Dataset items:
== == ==

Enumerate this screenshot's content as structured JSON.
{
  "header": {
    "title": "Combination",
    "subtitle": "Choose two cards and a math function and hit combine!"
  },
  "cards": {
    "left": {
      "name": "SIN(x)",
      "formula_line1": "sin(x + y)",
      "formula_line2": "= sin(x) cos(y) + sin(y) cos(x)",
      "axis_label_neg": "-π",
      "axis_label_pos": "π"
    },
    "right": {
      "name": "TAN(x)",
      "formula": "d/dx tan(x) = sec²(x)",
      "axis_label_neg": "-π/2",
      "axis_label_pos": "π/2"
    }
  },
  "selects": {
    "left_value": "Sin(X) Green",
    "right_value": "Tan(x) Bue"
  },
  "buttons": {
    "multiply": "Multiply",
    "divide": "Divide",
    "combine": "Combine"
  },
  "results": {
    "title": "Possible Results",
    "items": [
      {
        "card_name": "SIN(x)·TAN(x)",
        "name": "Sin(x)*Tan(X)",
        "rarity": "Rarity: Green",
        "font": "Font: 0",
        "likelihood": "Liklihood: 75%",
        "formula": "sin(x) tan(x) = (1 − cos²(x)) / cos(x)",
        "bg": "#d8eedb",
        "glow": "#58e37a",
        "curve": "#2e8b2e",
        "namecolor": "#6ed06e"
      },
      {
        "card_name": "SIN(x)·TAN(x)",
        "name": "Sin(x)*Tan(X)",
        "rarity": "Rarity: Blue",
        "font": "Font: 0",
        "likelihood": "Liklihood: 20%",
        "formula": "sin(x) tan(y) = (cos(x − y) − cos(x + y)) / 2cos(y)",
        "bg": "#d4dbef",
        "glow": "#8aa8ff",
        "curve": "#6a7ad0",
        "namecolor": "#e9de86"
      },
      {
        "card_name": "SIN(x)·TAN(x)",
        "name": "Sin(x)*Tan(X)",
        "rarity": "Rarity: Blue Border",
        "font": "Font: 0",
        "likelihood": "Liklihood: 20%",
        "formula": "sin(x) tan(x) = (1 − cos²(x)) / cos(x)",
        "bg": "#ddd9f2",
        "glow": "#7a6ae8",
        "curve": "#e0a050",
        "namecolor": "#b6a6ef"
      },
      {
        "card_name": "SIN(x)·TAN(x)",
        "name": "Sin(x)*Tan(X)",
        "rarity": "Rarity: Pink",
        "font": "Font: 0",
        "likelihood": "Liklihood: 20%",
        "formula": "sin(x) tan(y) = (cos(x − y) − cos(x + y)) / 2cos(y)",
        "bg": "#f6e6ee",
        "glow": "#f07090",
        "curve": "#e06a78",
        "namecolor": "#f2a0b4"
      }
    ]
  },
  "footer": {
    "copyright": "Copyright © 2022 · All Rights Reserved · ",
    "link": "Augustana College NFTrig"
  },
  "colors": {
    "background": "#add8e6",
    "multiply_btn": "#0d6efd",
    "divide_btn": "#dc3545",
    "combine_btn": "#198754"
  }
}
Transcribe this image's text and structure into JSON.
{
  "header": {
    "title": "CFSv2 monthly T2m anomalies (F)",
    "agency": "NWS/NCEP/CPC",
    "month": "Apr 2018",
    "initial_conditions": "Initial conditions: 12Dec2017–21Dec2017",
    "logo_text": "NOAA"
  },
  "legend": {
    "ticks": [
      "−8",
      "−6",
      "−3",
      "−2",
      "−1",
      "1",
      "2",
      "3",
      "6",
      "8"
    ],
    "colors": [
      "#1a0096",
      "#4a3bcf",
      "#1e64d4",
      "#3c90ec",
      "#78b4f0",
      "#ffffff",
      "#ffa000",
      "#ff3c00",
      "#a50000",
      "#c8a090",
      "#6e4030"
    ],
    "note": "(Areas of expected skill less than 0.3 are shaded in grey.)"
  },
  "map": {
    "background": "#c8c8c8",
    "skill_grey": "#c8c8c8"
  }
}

== == ==

• To do: All entries must be repeated verbatim.

• Solution to the problem:
Enumerate this screenshot's content as structured JSON.
{
  "header": {
    "title": "Combination",
    "subtitle": "Choose two cards and a math function and hit combine!"
  },
  "cards": {
    "left": {
      "name": "SIN(x)",
      "formula_line1": "sin(x + y)",
      "formula_line2": "= sin(x) cos(y) + sin(y) cos(x)",
      "axis_label_neg": "-π",
      "axis_label_pos": "π"
    },
    "right": {
      "name": "TAN(x)",
      "formula": "d/dx tan(x) = sec²(x)",
      "axis_label_neg": "-π/2",
      "axis_label_pos": "π/2"
    }
  },
  "selects": {
    "left_value": "Sin(X) Green",
    "right_value": "Tan(x) Bue"
  },
  "buttons": {
    "multiply": "Multiply",
    "divide": "Divide",
    "combine": "Combine"
  },
  "results": {
    "title": "Possible Results",
    "items": [
      {
        "card_name": "SIN(x)·TAN(x)",
        "name": "Sin(x)*Tan(X)",
        "rarity": "Rarity: Green",
        "font": "Font: 0",
        "likelihood": "Liklihood: 75%",
        "formula": "sin(x) tan(x) = (1 − cos²(x)) / cos(x)",
        "bg": "#d8eedb",
        "glow": "#58e37a",
        "curve": "#2e8b2e",
        "namecolor": "#6ed06e"
      },
      {
        "card_name": "SIN(x)·TAN(x)",
        "name": "Sin(x)*Tan(X)",
        "rarity": "Rarity: Blue",
        "font": "Font: 0",
        "likelihood": "Liklihood: 20%",
        "formula": "sin(x) tan(y) = (cos(x − y) − cos(x + y)) / 2cos(y)",
        "bg": "#d4dbef",
        "glow": "#8aa8ff",
        "curve": "#6a7ad0",
        "namecolor": "#e9de86"
      },
      {
        "card_name": "SIN(x)·TAN(x)",
        "name": "Sin(x)*Tan(X)",
        "rarity": "Rarity: Blue Border",
        "font": "Font: 0",
        "likelihood": "Liklihood: 20%",
        "formula": "sin(x) tan(x) = (1 − cos²(x)) / cos(x)",
        "bg": "#ddd9f2",
        "glow": "#7a6ae8",
        "curve": "#e0a050",
        "namecolor": "#b6a6ef"
      },
      {
        "card_name": "SIN(x)·TAN(x)",
        "name": "Sin(x)*Tan(X)",
        "rarity": "Rarity: Pink",
        "font": "Font: 0",
        "likelihood": "Liklihood: 20%",
        "formula": "sin(x) tan(y) = (cos(x − y) − cos(x + y)) / 2cos(y)",
        "bg": "#f6e6ee",
        "glow": "#f07090",
        "curve": "#e06a78",
        "namecolor": "#f2a0b4"
      }
    ]
  },
  "footer": {
    "copyright": "Copyright © 2022 · All Rights Reserved · ",
    "link": "Augustana College NFTrig"
  },
  "colors": {
    "background": "#add8e6",
    "multiply_btn": "#0d6efd",
    "divide_btn": "#dc3545",
    "combine_btn": "#198754"
  }
}
Transcribe this image's text and structure into JSON.
{
  "header": {
    "title": "CFSv2 monthly T2m anomalies (F)",
    "agency": "NWS/NCEP/CPC",
    "month": "Apr 2018",
    "initial_conditions": "Initial conditions: 12Dec2017–21Dec2017",
    "logo_text": "NOAA"
  },
  "legend": {
    "ticks": [
      "−8",
      "−6",
      "−3",
      "−2",
      "−1",
      "1",
      "2",
      "3",
      "6",
      "8"
    ],
    "colors": [
      "#1a0096",
      "#4a3bcf",
      "#1e64d4",
      "#3c90ec",
      "#78b4f0",
      "#ffffff",
      "#ffa000",
      "#ff3c00",
      "#a50000",
      "#c8a090",
      "#6e4030"
    ],
    "note": "(Areas of expected skill less than 0.3 are shaded in grey.)"
  },
  "map": {
    "background": "#c8c8c8",
    "skill_grey": "#c8c8c8"
  }
}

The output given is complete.